(Data excerpts)
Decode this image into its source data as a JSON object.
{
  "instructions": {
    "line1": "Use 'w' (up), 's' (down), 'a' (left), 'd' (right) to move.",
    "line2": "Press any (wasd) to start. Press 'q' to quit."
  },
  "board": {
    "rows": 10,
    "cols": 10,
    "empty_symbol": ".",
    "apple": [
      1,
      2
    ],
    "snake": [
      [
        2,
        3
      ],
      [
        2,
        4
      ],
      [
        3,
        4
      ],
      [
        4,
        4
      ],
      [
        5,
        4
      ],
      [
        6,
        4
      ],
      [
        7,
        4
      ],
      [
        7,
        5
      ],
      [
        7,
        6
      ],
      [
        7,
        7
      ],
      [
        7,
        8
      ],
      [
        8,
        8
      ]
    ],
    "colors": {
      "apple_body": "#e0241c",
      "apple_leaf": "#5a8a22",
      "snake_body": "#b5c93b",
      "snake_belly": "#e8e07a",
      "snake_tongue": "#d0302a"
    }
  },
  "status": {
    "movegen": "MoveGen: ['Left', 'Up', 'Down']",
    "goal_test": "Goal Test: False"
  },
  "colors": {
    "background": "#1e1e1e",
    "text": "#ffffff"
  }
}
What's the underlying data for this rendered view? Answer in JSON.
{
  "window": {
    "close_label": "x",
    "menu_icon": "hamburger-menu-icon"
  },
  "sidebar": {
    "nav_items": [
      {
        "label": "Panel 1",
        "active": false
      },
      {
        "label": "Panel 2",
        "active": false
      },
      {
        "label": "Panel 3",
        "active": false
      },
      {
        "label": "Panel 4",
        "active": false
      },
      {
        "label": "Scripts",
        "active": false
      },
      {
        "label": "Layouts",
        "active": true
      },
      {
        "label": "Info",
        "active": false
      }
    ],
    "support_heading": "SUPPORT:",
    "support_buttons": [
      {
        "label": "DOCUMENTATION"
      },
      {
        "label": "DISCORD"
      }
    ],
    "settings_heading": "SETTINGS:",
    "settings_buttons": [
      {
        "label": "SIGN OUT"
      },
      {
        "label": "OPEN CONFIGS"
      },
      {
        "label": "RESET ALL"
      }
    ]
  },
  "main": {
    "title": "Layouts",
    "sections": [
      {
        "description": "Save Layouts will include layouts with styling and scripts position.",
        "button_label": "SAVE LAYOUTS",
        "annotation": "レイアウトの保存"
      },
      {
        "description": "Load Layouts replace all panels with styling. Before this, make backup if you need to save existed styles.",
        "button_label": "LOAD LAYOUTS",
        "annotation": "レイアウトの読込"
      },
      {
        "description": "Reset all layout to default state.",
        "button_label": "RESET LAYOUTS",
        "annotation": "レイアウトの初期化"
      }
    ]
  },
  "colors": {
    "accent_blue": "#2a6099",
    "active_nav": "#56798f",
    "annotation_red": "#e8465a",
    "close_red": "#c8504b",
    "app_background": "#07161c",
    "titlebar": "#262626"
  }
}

*Problem statement:* Check each line of the records for "styling" and copy the ones that contain it.

*Solution to this task:*
        "description": "Save Layouts will include layouts with styling and scripts position.",
        "description": "Load Layouts replace all panels with styling. Before this, make backup if you need to save existed styles.",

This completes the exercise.